§ **STATED GOAL**
Below are some records. Count the lines with "right" in them and give nothing but the total.

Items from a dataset
⁂

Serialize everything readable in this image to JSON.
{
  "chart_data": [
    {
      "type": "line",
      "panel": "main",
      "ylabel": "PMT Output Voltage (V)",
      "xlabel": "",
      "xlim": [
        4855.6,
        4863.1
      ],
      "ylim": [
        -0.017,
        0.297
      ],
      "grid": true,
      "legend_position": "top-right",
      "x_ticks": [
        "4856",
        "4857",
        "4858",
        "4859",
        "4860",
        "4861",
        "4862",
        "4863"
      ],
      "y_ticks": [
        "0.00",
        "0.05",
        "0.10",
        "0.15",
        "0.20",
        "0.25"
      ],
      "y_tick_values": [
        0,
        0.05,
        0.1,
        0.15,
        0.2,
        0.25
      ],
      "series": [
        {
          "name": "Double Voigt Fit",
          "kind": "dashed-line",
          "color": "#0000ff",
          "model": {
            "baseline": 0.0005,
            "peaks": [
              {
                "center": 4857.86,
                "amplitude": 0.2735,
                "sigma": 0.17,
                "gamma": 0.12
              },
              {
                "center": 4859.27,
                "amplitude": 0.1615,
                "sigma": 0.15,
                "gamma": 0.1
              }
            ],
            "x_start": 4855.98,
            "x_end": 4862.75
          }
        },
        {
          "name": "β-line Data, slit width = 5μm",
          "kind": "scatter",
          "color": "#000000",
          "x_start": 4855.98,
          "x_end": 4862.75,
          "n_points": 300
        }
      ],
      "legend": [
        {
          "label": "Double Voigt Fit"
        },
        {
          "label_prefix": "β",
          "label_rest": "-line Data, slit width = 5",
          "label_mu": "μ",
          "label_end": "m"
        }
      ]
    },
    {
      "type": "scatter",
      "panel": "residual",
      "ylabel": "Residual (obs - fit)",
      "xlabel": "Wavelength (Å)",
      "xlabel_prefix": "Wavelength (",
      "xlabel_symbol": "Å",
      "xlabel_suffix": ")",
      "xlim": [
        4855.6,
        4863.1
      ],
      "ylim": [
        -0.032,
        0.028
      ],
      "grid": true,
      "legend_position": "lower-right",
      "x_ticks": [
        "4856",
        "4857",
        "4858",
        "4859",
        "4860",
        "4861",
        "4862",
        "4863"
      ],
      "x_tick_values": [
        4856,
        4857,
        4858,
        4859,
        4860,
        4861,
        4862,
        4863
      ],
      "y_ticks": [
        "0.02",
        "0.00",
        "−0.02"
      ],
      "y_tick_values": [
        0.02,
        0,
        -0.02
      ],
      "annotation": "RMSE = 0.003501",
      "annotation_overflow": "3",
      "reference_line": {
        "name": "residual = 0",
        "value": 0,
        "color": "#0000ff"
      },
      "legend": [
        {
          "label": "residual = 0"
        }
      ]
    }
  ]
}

⁂

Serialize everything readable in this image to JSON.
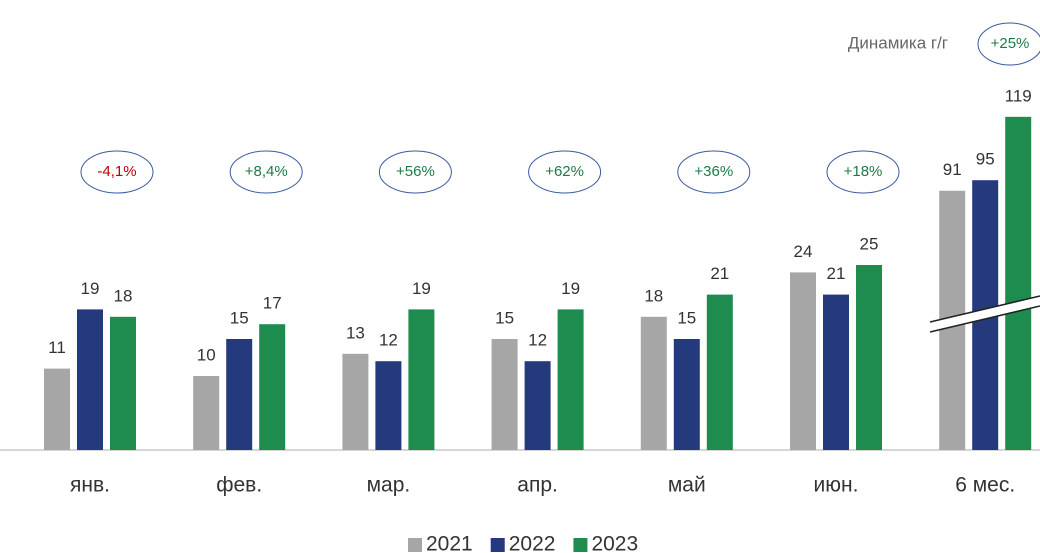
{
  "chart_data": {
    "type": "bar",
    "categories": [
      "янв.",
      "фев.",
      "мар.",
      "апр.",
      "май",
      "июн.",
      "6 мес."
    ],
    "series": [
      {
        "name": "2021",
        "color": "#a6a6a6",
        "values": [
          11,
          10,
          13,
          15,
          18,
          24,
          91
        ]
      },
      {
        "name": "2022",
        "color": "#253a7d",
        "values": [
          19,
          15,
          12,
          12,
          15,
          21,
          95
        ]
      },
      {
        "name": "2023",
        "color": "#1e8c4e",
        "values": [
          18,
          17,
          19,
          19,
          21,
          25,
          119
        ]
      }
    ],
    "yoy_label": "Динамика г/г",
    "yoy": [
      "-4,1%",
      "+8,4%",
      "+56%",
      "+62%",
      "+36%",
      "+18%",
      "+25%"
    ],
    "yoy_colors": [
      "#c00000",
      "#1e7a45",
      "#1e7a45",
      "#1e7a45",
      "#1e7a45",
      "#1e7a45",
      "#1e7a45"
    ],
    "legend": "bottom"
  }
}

⁂

§ **COMPLETE OUTPUT**
2